**Directions**. Below are some records. Say how many of their lines contain the string "banner", and give nothing but the number.

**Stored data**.
* * *

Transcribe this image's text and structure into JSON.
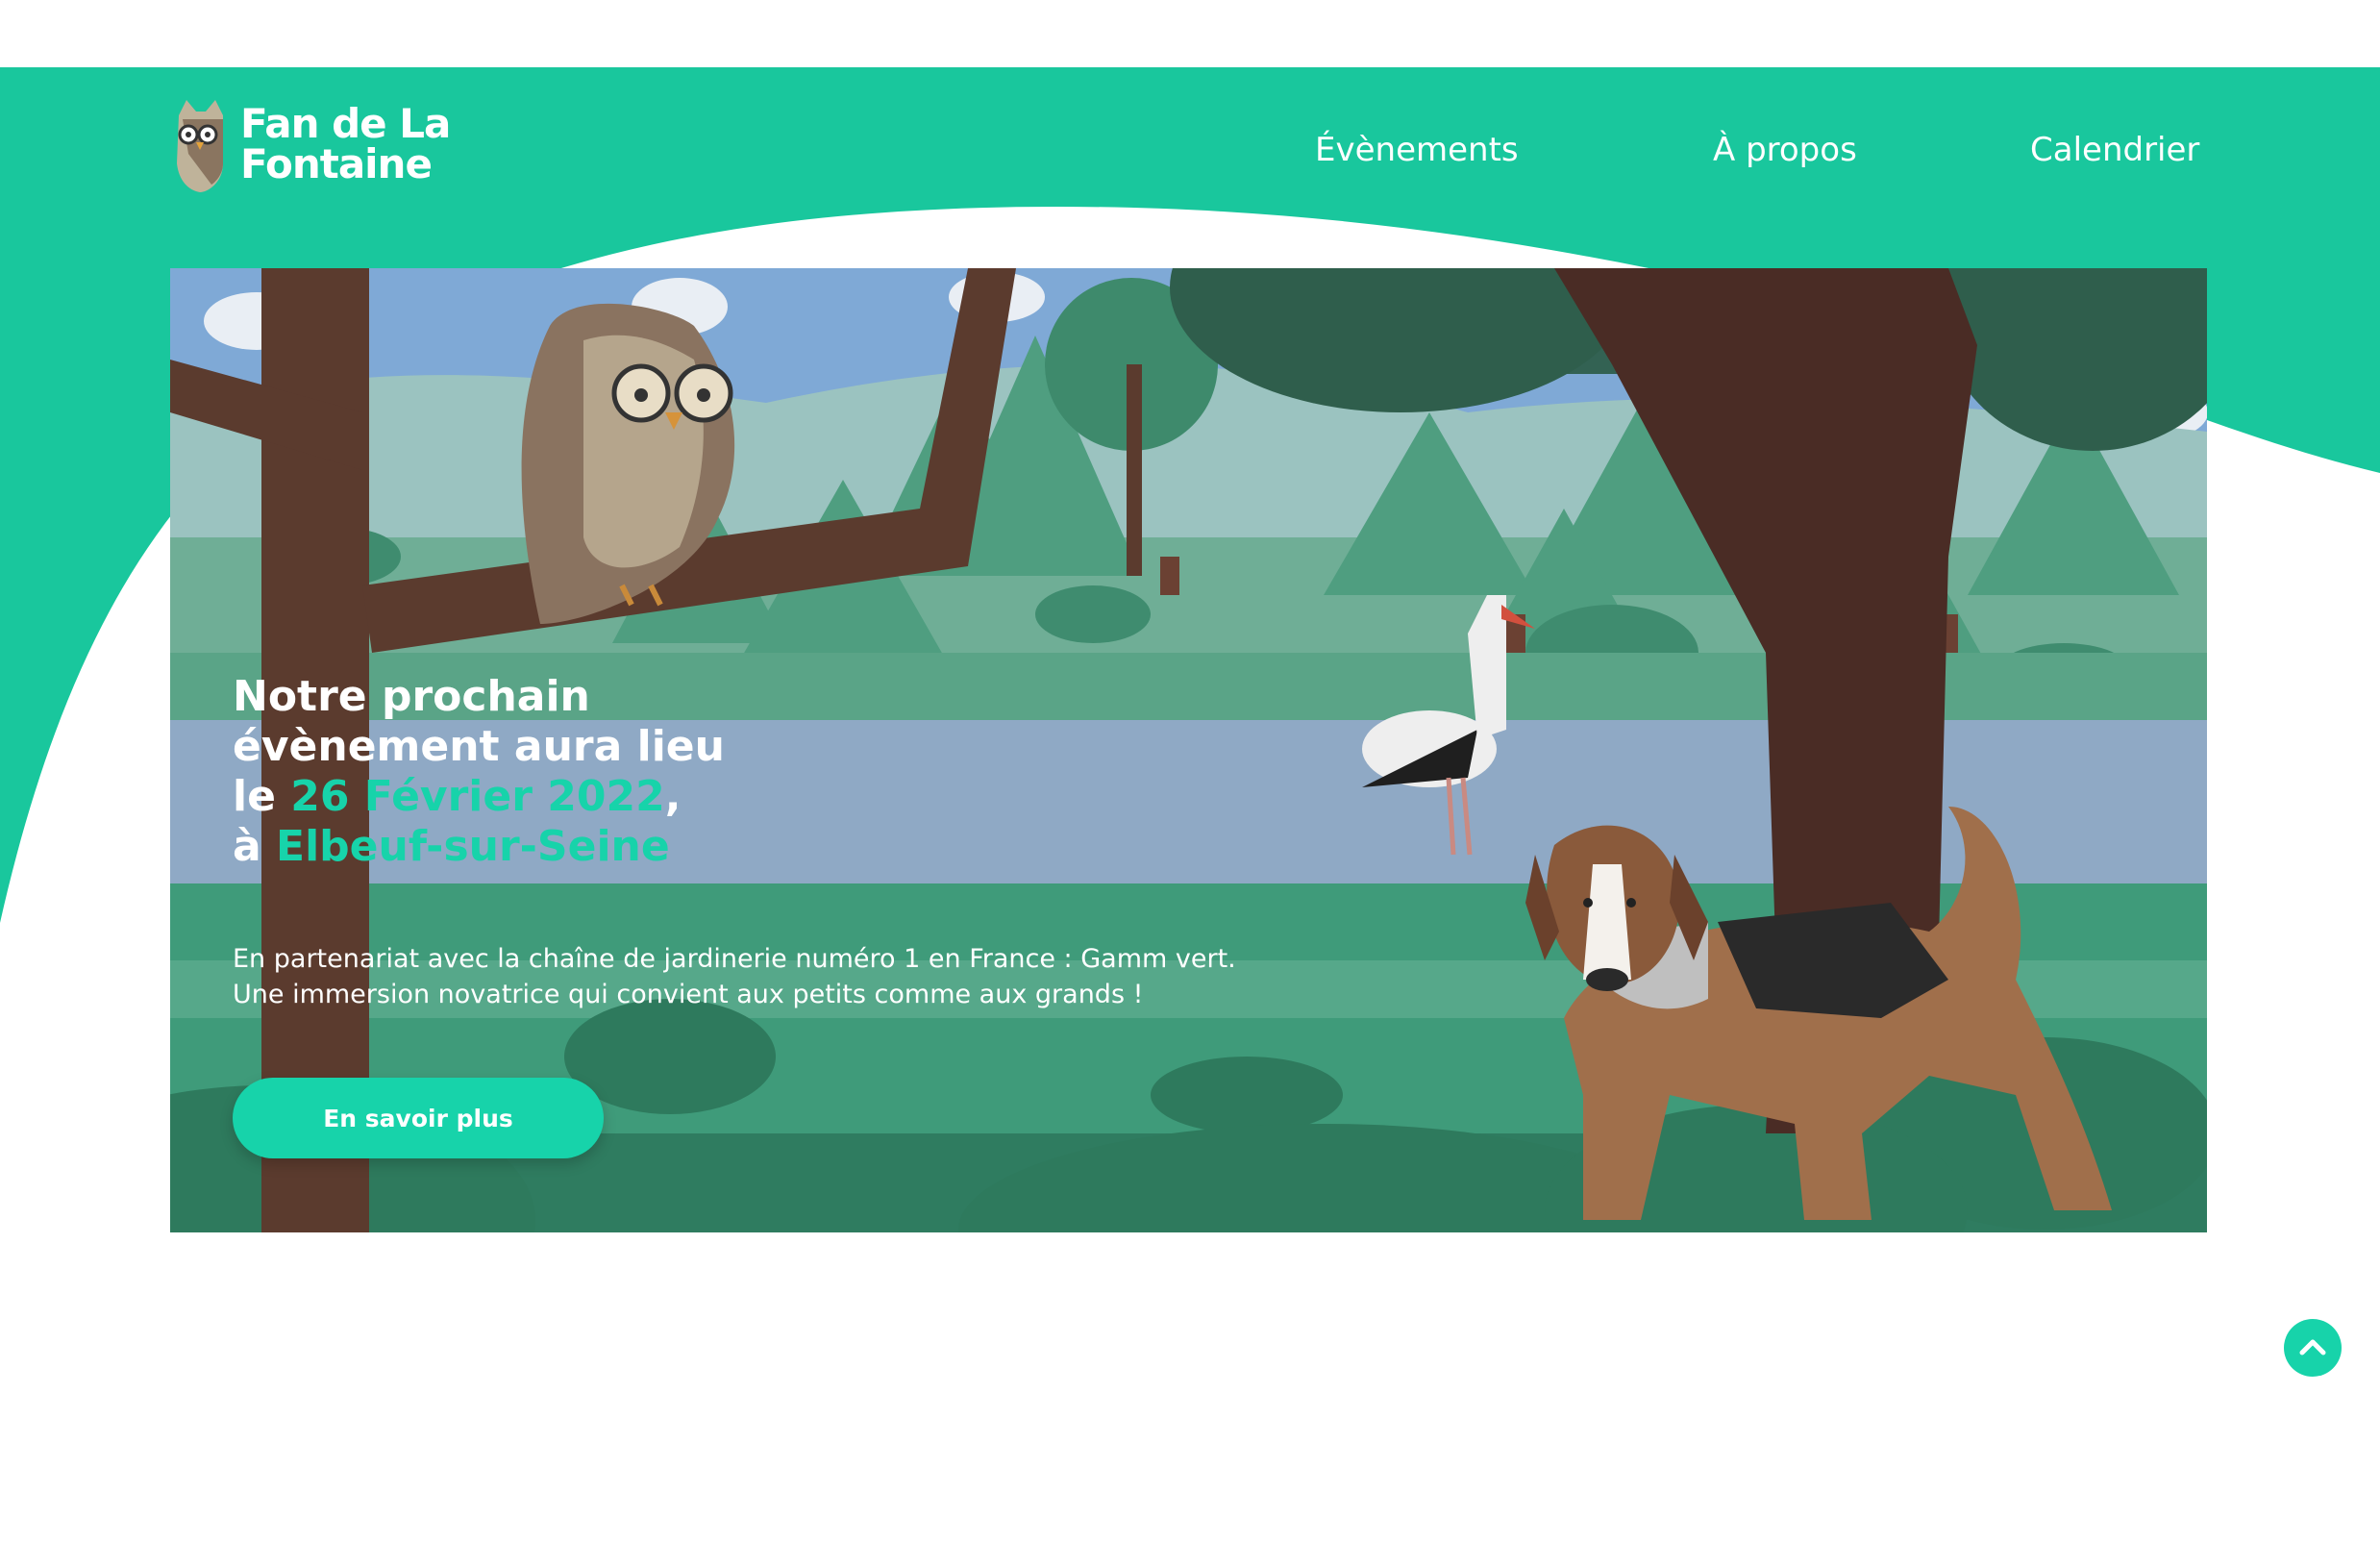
{
  "brand": {
    "line1": "Fan de La",
    "line2": "Fontaine"
  },
  "nav": {
    "events": "Évènements",
    "about": "À propos",
    "calendar": "Calendrier"
  },
  "hero": {
    "title_line1": "Notre prochain",
    "title_line2": "évènement aura lieu",
    "title_prefix3": "le ",
    "date": "26 Février 2022",
    "title_suffix3": ",",
    "title_prefix4": "à ",
    "place": "Elbeuf-sur-Seine",
    "desc_line1": "En partenariat avec la chaîne de jardinerie numéro 1 en France : Gamm vert.",
    "desc_line2": "Une immersion novatrice qui convient aux petits comme aux grands !",
    "cta": "En savoir plus"
  },
  "colors": {
    "accent": "#17d3aa",
    "brand_green": "#19c79d",
    "white": "#ffffff"
  },
  "icons": {
    "logo": "owl-icon",
    "scroll_top": "chevron-up-icon"
  }
}
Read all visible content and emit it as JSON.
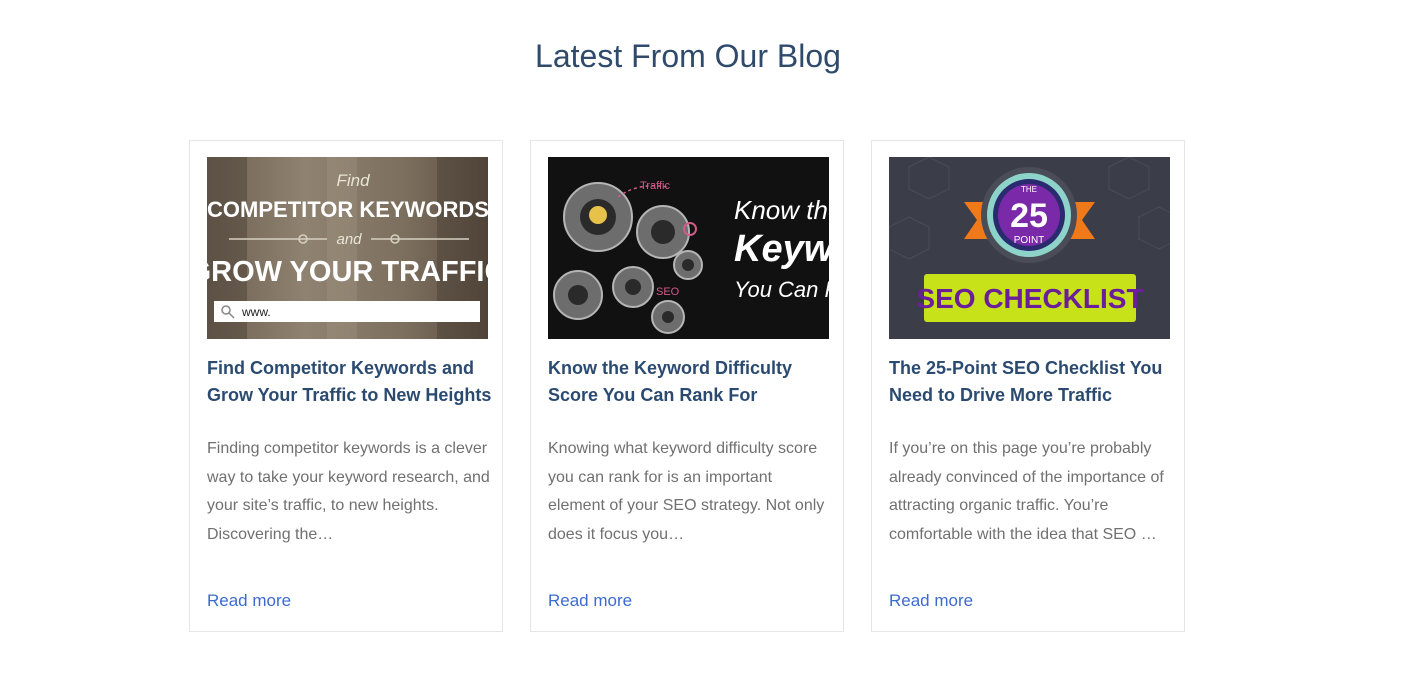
{
  "section": {
    "title": "Latest From Our Blog"
  },
  "posts": [
    {
      "image_alt": "Find Competitor Keywords and Grow Your Traffic banner",
      "image_text": {
        "line1": "Find",
        "line2": "COMPETITOR KEYWORDS",
        "line3": "and",
        "line4": "GROW YOUR TRAFFIC",
        "search": "www."
      },
      "title": "Find Competitor Keywords and Grow Your Traffic to New Heights",
      "excerpt": "Finding competitor keywords is a clever way to take your keyword research, and your site’s traffic, to new heights. Discovering the…",
      "read_more": "Read more"
    },
    {
      "image_alt": "Know the Keyword Difficulty Score banner with gears",
      "image_text": {
        "line1": "Know the",
        "line2": "Keyw",
        "line3": "You Can R",
        "traffic": "Traffic",
        "seo": "SEO"
      },
      "title": "Know the Keyword Difficulty Score You Can Rank For",
      "excerpt": "Knowing what keyword difficulty score you can rank for is an important element of your SEO strategy. Not only does it focus you…",
      "read_more": "Read more"
    },
    {
      "image_alt": "The 25-Point SEO Checklist badge",
      "image_text": {
        "the": "THE",
        "number": "25",
        "point": "POINT",
        "banner": "SEO CHECKLIST"
      },
      "title": "The 25-Point SEO Checklist You Need to Drive More Traffic",
      "excerpt": "If you’re on this page you’re probably already convinced of the importance of attracting organic traffic. You’re comfortable with the idea that SEO …",
      "read_more": "Read more"
    }
  ],
  "colors": {
    "title": "#2f4a6b",
    "post_title": "#2b4a70",
    "excerpt": "#707070",
    "link": "#3c6bd0",
    "card_border": "#e6e6e6"
  }
}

* * *

**Complete response**. 3